→ **WHAT YOU SHOULD DO**
Nothing but the lines from the one with "Decode this chart: output" to the final line should be returned, each exactly as it appears.

--- START MATERIAL PROVIDED ---

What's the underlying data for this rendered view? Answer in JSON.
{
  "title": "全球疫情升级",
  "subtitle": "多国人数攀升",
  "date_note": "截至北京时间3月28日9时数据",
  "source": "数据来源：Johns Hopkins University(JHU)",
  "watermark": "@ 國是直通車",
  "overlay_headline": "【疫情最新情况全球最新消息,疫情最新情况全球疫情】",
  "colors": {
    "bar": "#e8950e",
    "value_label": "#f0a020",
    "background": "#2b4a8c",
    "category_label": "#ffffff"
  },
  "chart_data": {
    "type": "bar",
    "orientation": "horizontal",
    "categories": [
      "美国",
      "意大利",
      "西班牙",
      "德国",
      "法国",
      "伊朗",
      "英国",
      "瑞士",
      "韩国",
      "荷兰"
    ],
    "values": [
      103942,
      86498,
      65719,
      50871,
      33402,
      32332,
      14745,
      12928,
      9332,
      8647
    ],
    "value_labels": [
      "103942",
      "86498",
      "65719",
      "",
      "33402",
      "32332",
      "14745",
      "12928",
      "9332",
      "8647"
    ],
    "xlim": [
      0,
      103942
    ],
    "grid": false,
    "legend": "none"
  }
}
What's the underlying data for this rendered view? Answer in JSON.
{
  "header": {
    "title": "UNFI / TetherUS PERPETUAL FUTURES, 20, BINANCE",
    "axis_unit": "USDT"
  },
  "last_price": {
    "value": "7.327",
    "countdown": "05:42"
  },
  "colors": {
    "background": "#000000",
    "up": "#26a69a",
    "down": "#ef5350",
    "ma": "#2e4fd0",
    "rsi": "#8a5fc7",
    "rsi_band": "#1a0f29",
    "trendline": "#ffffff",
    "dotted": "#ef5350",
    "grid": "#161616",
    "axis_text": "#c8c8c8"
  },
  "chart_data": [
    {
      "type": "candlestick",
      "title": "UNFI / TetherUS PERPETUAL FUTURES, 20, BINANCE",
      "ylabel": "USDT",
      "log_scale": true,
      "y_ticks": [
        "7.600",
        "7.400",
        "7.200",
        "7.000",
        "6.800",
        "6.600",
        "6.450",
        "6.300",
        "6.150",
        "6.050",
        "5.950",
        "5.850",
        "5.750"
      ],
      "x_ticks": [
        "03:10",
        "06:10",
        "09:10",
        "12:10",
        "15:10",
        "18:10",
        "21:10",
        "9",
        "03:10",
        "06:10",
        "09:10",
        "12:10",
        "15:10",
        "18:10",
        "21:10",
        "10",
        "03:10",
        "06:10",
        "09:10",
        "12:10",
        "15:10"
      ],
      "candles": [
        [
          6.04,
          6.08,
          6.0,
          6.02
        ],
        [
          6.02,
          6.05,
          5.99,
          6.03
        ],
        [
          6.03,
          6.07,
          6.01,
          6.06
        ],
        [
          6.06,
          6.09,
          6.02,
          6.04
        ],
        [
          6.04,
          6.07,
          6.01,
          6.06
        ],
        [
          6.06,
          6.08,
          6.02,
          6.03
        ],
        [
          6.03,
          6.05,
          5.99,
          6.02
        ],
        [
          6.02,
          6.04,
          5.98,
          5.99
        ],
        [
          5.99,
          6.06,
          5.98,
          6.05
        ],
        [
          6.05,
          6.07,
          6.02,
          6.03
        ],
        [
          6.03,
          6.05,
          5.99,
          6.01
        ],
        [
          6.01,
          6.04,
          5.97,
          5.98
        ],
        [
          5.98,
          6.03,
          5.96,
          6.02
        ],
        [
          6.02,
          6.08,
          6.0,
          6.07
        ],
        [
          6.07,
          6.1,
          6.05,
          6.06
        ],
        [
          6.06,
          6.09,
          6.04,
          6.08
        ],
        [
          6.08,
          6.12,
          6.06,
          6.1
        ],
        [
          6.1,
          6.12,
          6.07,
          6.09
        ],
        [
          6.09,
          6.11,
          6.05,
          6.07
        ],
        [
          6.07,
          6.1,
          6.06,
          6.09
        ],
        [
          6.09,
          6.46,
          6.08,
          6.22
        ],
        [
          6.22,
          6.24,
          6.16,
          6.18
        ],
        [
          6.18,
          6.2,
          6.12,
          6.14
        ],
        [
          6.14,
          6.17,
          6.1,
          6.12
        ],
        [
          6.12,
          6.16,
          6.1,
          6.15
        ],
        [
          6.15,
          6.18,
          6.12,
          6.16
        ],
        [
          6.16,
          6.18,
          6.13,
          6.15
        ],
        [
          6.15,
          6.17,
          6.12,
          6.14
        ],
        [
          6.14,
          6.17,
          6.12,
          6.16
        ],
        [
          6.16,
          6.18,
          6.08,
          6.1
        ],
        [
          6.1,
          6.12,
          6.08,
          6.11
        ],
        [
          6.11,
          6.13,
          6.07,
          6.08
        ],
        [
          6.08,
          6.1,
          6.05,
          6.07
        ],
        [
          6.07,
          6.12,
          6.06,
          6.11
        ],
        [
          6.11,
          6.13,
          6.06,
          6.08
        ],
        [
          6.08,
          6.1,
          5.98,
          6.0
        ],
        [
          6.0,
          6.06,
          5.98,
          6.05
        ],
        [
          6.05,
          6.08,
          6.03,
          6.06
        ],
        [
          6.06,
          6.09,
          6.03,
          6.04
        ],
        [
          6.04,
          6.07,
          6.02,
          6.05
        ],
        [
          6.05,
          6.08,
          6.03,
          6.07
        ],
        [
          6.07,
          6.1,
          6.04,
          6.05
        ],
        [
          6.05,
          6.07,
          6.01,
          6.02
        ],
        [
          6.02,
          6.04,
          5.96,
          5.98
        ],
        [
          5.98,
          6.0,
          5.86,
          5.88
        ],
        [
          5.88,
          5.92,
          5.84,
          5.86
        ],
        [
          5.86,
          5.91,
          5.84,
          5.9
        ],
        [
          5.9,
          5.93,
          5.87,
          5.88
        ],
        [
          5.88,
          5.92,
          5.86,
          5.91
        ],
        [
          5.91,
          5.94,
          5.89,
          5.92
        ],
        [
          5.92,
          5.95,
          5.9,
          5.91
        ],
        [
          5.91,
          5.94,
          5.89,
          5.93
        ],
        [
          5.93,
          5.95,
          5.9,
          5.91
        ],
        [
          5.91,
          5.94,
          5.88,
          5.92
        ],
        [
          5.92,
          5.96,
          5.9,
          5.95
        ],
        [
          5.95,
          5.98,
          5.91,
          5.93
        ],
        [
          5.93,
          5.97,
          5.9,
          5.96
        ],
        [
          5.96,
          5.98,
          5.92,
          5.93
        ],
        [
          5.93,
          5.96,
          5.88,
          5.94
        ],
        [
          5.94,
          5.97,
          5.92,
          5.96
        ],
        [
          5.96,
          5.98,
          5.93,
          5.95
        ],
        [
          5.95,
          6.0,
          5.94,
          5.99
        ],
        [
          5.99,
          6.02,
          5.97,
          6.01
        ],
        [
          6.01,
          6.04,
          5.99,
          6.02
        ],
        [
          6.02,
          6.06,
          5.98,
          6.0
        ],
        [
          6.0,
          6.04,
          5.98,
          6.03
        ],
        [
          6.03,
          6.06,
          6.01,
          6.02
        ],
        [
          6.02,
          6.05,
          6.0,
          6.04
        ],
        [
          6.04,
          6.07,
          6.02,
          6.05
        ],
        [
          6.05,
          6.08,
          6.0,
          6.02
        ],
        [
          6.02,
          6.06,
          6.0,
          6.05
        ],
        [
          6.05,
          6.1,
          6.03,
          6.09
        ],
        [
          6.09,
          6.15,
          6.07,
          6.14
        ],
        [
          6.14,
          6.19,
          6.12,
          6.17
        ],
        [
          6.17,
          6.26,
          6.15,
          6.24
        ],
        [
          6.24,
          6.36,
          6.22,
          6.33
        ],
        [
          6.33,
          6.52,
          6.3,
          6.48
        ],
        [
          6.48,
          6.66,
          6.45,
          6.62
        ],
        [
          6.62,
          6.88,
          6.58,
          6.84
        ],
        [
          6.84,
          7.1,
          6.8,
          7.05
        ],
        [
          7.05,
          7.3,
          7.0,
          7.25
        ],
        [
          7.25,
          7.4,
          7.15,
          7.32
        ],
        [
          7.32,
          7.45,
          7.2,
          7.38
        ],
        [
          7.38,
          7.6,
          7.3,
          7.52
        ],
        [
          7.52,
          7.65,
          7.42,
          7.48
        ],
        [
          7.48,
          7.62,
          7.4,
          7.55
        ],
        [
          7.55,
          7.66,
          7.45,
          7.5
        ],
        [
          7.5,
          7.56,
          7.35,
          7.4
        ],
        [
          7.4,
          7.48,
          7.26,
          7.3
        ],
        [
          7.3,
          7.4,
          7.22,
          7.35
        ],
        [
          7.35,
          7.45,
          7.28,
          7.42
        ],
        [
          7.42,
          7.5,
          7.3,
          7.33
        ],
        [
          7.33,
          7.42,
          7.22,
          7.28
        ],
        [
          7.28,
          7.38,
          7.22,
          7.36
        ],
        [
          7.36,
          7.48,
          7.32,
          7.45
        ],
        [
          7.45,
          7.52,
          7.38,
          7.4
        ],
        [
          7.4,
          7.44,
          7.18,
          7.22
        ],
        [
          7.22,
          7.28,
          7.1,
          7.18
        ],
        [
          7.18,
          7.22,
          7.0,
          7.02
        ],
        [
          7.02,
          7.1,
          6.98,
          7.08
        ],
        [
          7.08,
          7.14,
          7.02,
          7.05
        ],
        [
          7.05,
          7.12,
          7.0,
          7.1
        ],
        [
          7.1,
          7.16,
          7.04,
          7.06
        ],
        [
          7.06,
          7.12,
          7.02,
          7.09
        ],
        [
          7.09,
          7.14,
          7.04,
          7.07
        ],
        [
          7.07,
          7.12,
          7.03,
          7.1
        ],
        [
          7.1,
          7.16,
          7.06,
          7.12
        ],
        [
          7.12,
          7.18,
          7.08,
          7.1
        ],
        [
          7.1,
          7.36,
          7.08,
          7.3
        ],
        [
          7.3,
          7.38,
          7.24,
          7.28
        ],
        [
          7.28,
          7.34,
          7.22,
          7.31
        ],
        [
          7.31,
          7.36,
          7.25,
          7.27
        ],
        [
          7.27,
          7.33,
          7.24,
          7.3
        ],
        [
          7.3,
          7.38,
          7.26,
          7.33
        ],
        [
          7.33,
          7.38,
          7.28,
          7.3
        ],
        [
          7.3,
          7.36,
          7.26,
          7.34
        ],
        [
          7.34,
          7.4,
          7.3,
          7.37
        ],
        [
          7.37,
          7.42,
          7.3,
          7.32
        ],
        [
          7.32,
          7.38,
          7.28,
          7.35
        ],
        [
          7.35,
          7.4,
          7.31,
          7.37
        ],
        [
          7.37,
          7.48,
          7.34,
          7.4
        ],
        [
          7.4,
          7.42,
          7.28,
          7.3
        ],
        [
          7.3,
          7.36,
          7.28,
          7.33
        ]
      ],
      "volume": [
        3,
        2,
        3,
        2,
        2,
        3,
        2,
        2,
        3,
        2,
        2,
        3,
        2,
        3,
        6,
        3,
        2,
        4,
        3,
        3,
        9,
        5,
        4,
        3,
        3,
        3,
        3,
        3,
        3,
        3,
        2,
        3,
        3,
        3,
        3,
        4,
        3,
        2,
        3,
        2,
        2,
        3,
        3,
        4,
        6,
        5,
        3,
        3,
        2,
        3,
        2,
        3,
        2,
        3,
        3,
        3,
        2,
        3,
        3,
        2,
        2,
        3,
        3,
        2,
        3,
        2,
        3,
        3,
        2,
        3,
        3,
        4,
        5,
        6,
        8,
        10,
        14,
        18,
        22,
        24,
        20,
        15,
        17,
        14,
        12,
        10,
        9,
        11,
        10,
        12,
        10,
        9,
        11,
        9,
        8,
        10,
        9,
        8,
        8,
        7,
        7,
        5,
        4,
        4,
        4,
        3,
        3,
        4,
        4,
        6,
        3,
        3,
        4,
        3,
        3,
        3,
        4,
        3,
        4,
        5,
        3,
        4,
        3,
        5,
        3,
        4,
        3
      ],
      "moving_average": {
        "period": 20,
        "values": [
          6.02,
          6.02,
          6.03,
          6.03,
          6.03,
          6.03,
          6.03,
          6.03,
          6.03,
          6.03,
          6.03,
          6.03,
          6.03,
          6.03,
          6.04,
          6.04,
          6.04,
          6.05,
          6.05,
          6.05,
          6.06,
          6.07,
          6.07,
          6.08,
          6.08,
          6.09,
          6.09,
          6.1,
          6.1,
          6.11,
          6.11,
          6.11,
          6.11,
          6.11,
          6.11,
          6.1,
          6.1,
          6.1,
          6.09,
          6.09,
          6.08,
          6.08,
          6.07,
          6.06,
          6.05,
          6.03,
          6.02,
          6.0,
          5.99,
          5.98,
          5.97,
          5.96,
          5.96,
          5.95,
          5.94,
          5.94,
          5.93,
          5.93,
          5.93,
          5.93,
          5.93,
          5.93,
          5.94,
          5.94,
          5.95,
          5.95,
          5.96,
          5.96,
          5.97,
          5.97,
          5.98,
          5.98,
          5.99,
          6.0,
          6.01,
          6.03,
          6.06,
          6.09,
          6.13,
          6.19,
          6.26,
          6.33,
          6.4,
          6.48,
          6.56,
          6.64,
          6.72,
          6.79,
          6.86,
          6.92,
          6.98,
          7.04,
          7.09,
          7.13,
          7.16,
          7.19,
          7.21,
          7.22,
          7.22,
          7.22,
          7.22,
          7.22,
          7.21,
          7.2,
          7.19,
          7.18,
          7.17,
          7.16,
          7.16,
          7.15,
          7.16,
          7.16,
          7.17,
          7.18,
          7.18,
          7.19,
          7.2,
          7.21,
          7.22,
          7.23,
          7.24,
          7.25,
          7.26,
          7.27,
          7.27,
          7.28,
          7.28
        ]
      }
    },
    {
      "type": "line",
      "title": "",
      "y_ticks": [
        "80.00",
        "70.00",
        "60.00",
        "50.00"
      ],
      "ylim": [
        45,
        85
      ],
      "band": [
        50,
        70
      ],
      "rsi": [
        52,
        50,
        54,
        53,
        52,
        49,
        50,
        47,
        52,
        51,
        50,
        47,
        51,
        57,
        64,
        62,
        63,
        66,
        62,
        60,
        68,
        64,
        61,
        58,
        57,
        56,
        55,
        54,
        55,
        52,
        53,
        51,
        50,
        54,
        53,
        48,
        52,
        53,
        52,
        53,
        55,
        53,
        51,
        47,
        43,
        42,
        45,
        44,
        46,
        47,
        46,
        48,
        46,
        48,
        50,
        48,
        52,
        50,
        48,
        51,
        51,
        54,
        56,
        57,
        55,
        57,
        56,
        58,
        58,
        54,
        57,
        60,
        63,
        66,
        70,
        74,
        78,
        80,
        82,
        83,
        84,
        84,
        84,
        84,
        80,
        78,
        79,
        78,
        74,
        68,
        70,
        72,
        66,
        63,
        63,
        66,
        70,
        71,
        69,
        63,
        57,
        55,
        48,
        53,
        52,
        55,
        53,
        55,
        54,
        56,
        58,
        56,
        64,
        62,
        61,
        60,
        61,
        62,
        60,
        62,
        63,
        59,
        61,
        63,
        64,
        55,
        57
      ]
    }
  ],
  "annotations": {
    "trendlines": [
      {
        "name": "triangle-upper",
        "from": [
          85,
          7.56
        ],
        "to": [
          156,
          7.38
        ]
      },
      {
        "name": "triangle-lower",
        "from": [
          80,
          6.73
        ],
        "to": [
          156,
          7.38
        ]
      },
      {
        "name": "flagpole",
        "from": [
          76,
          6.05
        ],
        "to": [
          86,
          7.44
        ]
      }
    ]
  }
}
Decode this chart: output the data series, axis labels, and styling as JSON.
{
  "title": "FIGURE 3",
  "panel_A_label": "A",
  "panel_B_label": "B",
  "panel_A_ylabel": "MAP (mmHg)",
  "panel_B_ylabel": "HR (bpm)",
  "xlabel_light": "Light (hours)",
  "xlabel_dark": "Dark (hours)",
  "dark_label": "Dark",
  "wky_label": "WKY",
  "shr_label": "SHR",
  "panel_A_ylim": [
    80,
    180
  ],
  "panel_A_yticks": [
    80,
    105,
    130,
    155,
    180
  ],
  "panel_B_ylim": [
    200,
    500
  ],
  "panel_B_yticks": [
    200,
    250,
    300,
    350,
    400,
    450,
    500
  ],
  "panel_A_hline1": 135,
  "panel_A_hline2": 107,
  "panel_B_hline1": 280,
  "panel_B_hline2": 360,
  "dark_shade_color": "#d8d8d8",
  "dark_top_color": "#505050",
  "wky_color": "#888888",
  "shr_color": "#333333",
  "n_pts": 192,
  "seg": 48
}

--- END MATERIAL PROVIDED ---

→ **RESULT FOR THIS EXERCISE**
Decode this chart: output the data series, axis labels, and styling as JSON.
{
  "title": "FIGURE 3",
  "panel_A_label": "A",
  "panel_B_label": "B",
  "panel_A_ylabel": "MAP (mmHg)",
  "panel_B_ylabel": "HR (bpm)",
  "xlabel_light": "Light (hours)",
  "xlabel_dark": "Dark (hours)",
  "dark_label": "Dark",
  "wky_label": "WKY",
  "shr_label": "SHR",
  "panel_A_ylim": [
    80,
    180
  ],
  "panel_A_yticks": [
    80,
    105,
    130,
    155,
    180
  ],
  "panel_B_ylim": [
    200,
    500
  ],
  "panel_B_yticks": [
    200,
    250,
    300,
    350,
    400,
    450,
    500
  ],
  "panel_A_hline1": 135,
  "panel_A_hline2": 107,
  "panel_B_hline1": 280,
  "panel_B_hline2": 360,
  "dark_shade_color": "#d8d8d8",
  "dark_top_color": "#505050",
  "wky_color": "#888888",
  "shr_color": "#333333",
  "n_pts": 192,
  "seg": 48
}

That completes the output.